▶ **Excerpted passage**
^^^^

1948 NCAA Wrestling Championships

Tournament information
- Sport: College wrestling
- Location: Bethlehem, Pennsylvania
- Dates: March 19, 1948–March 20, 1948
- Host(s): Lehigh
- Venue(s): Taylor Gymnasium

Final positions
- Champions: Oklahoma A&M (15th title)
- 1st runners-up: Michigan State
- 2nd runners-up: Illinois
- MVP: Bill Koll (Iowa State Teachers College)

= 1948 NCAA wrestling championships =

American collegiate wrestling tournament

The 1948 NCAA Wrestling Championships were the 18th NCAA Wrestling Championships to be held. Lehigh in Bethlehem, Pennsylvania hosted the tournament at Taylor Gymnasium.

Oklahoma A&M took home the team championship with 33 points and having two individual champions.

Bill Koll of Iowa State Teachers College was named the Outstanding Wrestler.

^^^^

▶ **Data lines**
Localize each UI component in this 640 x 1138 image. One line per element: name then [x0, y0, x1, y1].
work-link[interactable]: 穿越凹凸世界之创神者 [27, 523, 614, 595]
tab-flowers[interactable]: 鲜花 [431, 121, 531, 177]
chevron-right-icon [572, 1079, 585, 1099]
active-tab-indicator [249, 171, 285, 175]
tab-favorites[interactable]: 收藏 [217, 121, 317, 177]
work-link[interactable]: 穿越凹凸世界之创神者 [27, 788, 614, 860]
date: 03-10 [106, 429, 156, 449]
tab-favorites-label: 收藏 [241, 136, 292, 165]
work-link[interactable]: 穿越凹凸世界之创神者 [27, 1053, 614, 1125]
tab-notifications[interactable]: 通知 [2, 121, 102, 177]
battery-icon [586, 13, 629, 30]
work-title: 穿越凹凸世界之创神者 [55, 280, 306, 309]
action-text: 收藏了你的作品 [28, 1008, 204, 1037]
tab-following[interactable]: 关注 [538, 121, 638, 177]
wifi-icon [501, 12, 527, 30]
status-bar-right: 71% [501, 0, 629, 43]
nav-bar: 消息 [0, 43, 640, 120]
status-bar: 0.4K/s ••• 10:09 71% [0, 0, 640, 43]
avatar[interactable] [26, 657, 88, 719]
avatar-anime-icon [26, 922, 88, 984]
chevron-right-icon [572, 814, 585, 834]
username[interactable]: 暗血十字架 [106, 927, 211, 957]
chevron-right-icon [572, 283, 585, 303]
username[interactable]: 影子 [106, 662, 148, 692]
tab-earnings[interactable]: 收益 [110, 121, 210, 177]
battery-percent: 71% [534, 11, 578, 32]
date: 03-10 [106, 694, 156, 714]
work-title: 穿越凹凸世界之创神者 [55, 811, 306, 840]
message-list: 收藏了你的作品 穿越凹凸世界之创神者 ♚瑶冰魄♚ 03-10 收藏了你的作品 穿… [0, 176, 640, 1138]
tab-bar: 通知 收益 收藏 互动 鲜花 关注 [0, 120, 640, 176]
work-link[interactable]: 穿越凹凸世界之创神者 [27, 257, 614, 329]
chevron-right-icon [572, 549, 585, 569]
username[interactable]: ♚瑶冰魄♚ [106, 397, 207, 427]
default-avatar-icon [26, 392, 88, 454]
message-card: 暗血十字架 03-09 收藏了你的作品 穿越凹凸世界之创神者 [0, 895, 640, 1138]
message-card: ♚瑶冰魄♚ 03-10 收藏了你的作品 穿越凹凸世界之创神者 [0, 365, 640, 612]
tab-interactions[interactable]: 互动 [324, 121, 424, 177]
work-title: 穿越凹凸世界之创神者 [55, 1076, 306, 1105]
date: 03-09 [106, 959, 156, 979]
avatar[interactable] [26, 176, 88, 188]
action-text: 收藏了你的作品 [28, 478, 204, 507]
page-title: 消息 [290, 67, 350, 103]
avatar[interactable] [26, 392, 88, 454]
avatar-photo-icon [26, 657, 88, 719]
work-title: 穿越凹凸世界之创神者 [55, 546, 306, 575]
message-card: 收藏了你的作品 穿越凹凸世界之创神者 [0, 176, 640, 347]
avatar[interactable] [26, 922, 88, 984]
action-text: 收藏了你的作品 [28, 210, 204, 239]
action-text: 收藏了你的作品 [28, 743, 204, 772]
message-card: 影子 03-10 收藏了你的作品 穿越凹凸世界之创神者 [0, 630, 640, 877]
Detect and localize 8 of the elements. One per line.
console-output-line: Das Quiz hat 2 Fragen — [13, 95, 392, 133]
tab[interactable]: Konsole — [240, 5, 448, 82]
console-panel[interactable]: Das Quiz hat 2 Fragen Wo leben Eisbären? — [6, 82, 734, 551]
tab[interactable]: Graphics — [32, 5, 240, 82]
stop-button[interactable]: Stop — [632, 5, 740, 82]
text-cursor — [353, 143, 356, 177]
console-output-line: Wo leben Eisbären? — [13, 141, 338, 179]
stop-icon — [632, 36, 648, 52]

^^^^

▶ **Objective 1**
Quote the wrestling championships article, starting at "- 1st runners-up: Michigan" and ending at "the Outstanding Wrestler.".
▶ **Objective 2**
Answer these from the wrestling championships article:
(a) In which gymnasium was the tournament held?
(b) How many points did Oklahoma A&M score?
(c) Which college did the Outstanding Wrestler represent?
▶ **Objective 3**
In one or two sentences, explain what the wrestling championships article says Oklahoma A&M had when it took home the team championship.
The entries have no connection to the wrestling championships article.

▶ **Written answer 1**
- 1st runners-up: Michigan State
- 2nd runners-up: Illinois
- MVP: Bill Koll (Iowa State Teachers College)

= 1948 NCAA wrestling championships =

American collegiate wrestling tournament

The 1948 NCAA Wrestling Championships were the 18th NCAA Wrestling Championships to be held. Lehigh in Bethlehem, Pennsylvania hosted the tournament at Taylor Gymnasium.

Oklahoma A&M took home the team championship with 33 points and having two individual champions.

Bill Koll of Iowa State Teachers College was named the Outstanding Wrestler.

▶ **Written answer 2**
(a) Taylor Gymnasium
(b) 33 points
(c) Iowa State Teachers College

▶ **Written answer 3**
Oklahoma A&M won the team championship with 33 points. It also had two individual champions.